Begin Records for processing

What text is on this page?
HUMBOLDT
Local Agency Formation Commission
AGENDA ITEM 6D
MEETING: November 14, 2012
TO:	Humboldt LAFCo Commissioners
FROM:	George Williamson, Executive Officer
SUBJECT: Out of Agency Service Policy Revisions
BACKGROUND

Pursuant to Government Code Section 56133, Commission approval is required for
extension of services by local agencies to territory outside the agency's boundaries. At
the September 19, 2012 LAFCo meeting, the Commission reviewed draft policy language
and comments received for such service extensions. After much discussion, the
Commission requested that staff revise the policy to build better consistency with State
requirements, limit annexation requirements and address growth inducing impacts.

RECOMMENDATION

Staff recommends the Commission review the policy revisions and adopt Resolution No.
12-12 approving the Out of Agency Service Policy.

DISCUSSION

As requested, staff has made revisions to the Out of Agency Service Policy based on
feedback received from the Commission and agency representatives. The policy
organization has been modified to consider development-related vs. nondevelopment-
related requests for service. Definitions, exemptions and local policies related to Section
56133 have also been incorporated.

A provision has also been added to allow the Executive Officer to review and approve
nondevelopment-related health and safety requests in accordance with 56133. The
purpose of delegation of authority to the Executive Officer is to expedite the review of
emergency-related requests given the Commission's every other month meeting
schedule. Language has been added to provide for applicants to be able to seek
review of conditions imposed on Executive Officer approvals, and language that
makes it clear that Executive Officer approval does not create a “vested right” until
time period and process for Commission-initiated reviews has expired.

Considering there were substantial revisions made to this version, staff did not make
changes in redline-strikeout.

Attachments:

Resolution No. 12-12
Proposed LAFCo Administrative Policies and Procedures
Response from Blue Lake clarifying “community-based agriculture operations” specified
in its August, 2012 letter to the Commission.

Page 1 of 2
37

End Records for processing

Problem statement:
Above are lines of data; state how many of them contain the word "nondevelopment", with no other output.

The answer:
2